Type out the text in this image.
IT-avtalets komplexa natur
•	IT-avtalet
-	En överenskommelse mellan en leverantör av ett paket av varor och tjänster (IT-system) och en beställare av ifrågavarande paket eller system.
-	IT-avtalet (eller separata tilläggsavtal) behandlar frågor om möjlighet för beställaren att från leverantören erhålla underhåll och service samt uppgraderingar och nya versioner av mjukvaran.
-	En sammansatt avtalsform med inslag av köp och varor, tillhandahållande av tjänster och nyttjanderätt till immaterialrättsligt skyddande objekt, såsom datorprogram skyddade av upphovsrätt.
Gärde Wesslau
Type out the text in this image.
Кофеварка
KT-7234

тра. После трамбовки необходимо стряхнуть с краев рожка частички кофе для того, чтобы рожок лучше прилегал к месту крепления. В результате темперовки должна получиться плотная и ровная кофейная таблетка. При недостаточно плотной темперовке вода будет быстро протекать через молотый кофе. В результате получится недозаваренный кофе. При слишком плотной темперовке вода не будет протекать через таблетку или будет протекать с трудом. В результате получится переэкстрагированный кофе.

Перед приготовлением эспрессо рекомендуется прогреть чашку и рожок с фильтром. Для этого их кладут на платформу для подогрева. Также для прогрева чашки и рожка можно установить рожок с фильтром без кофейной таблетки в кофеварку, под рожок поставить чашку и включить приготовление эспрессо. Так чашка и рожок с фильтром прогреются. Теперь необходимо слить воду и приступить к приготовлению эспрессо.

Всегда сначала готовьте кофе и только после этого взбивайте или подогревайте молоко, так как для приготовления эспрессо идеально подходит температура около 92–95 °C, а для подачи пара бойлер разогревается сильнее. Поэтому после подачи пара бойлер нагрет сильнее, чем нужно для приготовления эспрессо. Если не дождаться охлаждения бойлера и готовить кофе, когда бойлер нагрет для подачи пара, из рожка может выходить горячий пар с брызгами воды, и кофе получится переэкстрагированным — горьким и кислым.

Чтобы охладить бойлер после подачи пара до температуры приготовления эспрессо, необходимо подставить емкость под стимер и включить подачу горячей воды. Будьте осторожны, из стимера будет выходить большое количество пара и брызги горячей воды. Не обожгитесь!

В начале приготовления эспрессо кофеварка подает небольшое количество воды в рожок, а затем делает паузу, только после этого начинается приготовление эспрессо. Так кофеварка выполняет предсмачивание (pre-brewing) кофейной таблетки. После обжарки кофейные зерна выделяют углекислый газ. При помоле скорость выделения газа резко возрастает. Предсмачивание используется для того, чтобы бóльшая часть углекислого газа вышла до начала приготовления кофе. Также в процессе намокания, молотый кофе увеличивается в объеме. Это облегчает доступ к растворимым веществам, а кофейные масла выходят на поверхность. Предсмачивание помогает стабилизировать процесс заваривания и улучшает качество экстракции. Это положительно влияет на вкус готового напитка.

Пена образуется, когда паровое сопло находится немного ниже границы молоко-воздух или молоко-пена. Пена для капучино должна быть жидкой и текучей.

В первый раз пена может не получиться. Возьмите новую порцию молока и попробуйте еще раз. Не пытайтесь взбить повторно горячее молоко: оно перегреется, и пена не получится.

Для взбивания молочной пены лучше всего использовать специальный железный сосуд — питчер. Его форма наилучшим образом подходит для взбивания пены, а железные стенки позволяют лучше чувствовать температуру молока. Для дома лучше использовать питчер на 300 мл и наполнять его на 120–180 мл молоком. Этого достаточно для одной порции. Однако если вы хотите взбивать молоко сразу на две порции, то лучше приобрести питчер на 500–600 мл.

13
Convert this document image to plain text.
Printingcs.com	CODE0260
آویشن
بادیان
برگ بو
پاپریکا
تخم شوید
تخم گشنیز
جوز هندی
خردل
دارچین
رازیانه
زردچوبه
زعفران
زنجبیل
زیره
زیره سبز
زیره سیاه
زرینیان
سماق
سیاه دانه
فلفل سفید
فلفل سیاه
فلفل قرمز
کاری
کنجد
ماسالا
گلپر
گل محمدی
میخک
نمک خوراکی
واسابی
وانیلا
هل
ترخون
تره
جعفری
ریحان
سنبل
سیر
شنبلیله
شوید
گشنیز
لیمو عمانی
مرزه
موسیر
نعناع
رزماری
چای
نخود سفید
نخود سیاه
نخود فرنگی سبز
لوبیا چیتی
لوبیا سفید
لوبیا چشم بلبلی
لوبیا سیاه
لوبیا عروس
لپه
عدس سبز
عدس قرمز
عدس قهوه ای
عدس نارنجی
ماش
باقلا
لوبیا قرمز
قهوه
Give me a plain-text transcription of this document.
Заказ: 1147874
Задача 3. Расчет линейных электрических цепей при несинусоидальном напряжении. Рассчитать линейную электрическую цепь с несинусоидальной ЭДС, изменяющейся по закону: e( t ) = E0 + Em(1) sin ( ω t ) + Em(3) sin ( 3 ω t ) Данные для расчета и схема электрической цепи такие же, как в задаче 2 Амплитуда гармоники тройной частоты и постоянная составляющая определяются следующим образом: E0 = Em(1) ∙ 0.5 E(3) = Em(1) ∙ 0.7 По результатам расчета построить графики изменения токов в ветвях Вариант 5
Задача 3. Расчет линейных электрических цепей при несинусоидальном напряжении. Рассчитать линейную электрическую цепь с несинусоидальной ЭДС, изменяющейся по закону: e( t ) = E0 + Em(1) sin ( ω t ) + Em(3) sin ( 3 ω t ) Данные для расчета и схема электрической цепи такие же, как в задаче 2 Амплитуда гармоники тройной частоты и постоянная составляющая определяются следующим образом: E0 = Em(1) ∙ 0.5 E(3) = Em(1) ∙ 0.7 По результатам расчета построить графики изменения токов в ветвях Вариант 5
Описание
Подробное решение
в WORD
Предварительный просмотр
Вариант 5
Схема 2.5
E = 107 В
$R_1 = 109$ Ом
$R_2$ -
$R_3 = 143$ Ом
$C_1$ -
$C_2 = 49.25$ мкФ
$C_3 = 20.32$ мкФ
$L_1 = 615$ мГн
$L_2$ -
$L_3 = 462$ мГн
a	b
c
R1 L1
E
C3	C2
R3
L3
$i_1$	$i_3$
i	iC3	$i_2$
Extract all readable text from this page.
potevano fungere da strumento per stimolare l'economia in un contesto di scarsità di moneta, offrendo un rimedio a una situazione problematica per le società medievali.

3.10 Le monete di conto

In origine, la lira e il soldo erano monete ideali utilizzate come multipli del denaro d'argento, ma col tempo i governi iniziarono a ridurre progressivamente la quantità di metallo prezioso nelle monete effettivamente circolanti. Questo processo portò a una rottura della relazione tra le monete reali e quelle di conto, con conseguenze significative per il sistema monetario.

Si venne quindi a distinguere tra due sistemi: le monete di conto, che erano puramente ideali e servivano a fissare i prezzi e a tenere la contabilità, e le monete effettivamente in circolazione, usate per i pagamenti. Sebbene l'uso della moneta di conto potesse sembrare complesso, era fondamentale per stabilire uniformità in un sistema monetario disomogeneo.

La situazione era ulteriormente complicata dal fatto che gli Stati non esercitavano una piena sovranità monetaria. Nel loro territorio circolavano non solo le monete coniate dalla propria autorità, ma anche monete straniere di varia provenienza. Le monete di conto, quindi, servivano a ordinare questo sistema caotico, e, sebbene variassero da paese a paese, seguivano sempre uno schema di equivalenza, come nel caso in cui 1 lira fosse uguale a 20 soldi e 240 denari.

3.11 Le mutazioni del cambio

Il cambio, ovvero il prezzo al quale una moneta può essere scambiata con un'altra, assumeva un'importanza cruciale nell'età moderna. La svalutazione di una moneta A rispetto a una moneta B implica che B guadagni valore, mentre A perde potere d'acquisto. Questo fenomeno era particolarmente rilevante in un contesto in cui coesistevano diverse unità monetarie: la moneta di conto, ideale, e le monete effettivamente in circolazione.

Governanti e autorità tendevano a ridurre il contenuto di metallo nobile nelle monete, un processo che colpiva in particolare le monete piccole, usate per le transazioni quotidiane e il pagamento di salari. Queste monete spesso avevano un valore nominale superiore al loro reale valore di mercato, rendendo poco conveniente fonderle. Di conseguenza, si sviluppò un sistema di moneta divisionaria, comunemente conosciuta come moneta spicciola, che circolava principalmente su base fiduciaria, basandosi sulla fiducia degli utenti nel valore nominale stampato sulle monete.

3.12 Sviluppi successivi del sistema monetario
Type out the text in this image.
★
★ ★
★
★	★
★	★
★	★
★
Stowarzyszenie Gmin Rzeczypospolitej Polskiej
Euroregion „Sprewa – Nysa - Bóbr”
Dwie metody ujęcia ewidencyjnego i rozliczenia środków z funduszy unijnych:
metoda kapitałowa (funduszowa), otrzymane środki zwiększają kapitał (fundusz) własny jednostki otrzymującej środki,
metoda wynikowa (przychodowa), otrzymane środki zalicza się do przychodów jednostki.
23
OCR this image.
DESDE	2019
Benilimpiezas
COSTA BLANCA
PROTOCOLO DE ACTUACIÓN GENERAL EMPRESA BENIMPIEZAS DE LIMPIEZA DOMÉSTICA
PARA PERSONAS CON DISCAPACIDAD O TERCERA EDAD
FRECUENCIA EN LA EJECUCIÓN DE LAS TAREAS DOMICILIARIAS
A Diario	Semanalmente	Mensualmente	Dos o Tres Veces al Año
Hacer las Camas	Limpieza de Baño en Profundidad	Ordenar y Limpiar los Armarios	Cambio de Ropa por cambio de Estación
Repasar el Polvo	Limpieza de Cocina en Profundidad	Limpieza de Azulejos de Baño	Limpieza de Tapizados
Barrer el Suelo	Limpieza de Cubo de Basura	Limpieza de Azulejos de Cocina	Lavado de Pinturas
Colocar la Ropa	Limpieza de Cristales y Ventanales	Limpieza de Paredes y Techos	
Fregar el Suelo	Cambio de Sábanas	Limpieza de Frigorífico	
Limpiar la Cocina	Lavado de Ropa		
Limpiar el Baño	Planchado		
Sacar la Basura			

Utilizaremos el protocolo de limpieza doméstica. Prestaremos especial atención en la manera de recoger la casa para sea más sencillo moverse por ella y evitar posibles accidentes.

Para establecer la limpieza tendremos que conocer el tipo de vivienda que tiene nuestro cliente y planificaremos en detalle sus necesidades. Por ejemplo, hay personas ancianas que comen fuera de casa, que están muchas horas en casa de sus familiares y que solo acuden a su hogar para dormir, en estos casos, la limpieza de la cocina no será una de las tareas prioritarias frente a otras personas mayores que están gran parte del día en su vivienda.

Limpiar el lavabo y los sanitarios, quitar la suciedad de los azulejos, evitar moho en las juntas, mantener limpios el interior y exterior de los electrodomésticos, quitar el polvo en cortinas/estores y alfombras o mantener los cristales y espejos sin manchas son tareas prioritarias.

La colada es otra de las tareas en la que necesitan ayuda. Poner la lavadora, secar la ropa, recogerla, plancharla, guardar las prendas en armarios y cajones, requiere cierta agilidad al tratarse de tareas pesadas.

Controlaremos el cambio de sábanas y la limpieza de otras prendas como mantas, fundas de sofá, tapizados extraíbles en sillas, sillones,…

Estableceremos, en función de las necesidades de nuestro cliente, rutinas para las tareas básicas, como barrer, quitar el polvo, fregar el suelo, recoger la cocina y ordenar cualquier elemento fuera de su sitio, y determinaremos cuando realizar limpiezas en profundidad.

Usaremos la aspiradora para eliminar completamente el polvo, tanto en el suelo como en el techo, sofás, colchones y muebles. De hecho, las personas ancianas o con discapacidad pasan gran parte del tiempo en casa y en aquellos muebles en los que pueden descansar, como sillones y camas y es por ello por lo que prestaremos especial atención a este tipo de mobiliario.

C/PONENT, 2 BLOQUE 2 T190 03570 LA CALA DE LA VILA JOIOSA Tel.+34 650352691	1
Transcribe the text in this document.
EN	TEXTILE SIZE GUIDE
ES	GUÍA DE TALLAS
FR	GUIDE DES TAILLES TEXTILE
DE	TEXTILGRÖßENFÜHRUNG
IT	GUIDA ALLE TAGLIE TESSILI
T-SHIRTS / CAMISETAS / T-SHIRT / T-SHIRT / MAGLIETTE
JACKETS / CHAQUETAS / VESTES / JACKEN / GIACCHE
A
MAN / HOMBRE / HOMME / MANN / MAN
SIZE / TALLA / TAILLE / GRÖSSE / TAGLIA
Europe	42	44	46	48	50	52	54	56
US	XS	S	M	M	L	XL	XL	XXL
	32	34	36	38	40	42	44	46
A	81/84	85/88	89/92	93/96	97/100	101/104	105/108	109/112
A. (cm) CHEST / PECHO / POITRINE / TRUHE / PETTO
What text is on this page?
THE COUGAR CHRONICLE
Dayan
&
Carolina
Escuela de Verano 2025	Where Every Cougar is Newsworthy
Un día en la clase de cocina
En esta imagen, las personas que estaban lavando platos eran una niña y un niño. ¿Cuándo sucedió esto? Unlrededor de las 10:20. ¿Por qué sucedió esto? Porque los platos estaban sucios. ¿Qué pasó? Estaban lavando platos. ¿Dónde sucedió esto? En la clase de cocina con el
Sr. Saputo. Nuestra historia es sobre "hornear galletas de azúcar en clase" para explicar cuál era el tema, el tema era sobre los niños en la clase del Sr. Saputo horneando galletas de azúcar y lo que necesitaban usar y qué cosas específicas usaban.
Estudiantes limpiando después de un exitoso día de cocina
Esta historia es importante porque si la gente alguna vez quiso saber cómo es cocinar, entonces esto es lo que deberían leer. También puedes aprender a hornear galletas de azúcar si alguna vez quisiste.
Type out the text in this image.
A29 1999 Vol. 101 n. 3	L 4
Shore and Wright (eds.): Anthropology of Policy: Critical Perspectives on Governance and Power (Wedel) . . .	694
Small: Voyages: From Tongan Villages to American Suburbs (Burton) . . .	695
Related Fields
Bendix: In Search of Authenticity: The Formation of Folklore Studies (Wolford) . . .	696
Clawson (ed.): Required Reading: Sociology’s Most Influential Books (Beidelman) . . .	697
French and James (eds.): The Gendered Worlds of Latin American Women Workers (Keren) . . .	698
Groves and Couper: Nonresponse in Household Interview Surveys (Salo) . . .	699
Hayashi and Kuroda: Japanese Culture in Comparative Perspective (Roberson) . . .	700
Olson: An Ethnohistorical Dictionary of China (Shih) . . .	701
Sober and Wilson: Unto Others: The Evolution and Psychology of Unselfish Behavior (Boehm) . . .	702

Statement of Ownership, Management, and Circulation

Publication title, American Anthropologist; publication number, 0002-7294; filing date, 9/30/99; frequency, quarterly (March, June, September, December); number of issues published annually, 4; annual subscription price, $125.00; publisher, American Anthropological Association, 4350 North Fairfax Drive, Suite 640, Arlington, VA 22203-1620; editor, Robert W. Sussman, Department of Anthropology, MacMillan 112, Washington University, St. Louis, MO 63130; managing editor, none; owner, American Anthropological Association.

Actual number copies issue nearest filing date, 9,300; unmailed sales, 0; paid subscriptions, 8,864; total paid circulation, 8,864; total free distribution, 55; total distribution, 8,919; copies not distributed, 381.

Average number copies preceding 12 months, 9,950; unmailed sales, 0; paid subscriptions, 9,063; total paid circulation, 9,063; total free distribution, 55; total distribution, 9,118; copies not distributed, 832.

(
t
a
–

--------

**WHAT YOU HAVE TO DO:** List all lines where "środki" occurs.

**SOLUTION TO THIS TASK:**
metoda kapitałowa (funduszowa), otrzymane środki zwiększają kapitał (fundusz) własny jednostki otrzymującej środki,
metoda wynikowa (przychodowa), otrzymane środki zalicza się do przychodów jednostki.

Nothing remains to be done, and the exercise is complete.